* [Work instructions] Write out the listing beneath this instruction in its entirety, exactly as it reads.

#####

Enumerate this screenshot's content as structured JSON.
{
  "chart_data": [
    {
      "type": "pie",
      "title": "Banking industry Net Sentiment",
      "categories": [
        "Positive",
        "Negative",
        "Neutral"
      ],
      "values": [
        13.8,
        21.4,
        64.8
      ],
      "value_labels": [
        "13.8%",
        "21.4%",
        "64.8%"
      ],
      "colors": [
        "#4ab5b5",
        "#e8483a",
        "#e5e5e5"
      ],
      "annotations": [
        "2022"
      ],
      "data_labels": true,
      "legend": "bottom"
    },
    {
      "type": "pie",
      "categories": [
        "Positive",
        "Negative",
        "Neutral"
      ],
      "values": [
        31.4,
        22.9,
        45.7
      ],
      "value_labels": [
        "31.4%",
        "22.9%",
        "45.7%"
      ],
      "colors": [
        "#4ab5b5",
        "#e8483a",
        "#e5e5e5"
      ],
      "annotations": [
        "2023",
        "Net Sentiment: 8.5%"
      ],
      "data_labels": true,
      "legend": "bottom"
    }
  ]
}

#####

* [Exercise response]
Enumerate this screenshot's content as structured JSON.
{
  "chart_data": [
    {
      "type": "pie",
      "title": "Banking industry Net Sentiment",
      "categories": [
        "Positive",
        "Negative",
        "Neutral"
      ],
      "values": [
        13.8,
        21.4,
        64.8
      ],
      "value_labels": [
        "13.8%",
        "21.4%",
        "64.8%"
      ],
      "colors": [
        "#4ab5b5",
        "#e8483a",
        "#e5e5e5"
      ],
      "annotations": [
        "2022"
      ],
      "data_labels": true,
      "legend": "bottom"
    },
    {
      "type": "pie",
      "categories": [
        "Positive",
        "Negative",
        "Neutral"
      ],
      "values": [
        31.4,
        22.9,
        45.7
      ],
      "value_labels": [
        "31.4%",
        "22.9%",
        "45.7%"
      ],
      "colors": [
        "#4ab5b5",
        "#e8483a",
        "#e5e5e5"
      ],
      "annotations": [
        "2023",
        "Net Sentiment: 8.5%"
      ],
      "data_labels": true,
      "legend": "bottom"
    }
  ]
}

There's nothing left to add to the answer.